**Collection entries**
--- START ---
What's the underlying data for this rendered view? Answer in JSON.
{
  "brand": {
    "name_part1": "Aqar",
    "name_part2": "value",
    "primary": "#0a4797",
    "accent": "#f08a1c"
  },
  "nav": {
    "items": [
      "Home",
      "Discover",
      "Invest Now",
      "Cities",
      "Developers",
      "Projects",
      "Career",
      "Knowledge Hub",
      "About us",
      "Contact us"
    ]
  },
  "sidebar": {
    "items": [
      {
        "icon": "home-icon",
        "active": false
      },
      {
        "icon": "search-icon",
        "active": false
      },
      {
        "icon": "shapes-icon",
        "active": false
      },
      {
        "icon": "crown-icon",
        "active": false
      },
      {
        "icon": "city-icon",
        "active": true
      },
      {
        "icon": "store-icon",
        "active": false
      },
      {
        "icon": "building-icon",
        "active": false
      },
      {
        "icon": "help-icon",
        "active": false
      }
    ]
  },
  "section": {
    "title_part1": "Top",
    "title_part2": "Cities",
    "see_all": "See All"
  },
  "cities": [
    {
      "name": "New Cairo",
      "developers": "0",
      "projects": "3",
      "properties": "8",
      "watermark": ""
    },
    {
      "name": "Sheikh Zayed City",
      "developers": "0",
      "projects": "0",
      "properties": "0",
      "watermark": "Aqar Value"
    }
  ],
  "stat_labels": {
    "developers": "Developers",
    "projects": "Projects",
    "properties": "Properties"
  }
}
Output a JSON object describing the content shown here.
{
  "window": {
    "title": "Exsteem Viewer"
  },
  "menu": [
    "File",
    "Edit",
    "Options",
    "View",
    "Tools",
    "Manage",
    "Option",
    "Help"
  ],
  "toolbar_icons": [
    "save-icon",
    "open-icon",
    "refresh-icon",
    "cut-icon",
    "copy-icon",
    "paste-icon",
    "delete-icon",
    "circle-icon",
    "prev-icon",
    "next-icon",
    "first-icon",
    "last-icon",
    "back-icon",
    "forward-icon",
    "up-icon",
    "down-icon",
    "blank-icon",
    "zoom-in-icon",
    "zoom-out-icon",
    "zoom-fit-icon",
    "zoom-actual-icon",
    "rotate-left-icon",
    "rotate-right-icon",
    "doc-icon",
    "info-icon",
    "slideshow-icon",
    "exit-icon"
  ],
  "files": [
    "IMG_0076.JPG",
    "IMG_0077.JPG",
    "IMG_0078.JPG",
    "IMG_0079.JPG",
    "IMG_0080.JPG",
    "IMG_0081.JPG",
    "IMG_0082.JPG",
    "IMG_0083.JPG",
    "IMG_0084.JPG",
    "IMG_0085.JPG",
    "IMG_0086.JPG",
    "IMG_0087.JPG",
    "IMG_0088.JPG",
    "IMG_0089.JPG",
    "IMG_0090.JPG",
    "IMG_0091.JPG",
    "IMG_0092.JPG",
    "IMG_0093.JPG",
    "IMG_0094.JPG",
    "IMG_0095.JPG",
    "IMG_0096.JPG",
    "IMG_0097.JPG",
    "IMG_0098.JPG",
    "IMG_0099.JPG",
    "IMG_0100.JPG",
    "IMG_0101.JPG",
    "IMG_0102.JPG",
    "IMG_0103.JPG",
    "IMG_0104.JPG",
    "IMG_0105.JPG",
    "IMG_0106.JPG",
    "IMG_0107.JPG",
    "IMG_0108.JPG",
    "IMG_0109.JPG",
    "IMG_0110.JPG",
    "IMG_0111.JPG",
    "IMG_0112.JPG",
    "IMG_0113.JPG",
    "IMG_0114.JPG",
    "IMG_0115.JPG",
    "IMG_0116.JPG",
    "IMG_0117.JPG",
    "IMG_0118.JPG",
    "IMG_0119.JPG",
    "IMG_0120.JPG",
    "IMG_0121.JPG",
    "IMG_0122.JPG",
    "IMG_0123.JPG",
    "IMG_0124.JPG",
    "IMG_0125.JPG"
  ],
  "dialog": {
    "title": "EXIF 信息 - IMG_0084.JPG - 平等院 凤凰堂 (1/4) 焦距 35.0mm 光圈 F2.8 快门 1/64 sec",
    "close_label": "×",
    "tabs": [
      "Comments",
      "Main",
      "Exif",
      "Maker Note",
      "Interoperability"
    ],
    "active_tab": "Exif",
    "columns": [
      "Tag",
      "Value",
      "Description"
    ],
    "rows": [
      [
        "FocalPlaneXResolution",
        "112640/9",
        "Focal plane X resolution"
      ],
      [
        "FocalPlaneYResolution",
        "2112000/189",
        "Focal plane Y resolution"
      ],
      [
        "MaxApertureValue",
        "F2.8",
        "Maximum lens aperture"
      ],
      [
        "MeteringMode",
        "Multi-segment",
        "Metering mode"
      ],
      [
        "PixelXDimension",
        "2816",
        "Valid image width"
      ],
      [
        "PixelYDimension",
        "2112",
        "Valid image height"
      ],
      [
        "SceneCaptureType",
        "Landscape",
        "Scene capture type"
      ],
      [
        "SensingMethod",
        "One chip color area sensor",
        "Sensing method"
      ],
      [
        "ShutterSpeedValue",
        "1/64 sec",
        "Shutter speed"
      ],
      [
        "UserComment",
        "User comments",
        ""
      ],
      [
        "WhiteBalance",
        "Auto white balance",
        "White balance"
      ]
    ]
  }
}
--- END ---
--- START ---
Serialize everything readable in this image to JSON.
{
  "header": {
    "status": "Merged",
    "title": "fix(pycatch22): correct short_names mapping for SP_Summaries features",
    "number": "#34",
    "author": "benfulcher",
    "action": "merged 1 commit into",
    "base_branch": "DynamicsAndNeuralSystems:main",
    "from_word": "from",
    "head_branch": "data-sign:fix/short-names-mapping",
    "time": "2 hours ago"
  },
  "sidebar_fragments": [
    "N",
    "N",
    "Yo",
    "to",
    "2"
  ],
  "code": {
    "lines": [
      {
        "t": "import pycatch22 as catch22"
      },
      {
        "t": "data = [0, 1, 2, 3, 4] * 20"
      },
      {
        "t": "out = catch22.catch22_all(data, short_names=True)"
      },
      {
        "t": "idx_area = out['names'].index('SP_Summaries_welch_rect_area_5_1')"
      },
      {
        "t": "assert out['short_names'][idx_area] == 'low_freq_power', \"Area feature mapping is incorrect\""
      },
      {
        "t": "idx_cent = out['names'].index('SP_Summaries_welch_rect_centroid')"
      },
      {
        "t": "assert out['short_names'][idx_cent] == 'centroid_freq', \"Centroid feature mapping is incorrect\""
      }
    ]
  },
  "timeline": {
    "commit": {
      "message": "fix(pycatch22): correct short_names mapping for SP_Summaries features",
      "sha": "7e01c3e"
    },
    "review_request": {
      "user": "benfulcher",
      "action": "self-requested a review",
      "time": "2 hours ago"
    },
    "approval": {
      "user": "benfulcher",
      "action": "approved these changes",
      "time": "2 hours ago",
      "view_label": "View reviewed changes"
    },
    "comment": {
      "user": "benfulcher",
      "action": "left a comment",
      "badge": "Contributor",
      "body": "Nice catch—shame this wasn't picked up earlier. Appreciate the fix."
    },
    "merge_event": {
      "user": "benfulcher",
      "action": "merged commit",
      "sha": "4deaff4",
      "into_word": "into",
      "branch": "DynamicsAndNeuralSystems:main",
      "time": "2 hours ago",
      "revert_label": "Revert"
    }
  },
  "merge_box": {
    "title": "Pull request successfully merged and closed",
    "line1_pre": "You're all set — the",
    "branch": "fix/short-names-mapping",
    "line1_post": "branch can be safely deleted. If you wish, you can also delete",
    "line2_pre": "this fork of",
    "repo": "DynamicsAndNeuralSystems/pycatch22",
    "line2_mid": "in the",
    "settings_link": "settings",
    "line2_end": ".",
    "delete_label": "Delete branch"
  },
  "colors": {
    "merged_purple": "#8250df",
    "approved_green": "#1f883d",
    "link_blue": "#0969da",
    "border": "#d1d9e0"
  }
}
--- END ---
**Work to be completed**
Copy each line of the records that contains the word "this".

**Reply to the task**
What's the underlying data for this rendered view? Answer in JSON.
Serialize everything readable in this image to JSON.
      "body": "Nice catch—shame this wasn't picked up earlier. Appreciate the fix."
    "line2_pre": "this fork of",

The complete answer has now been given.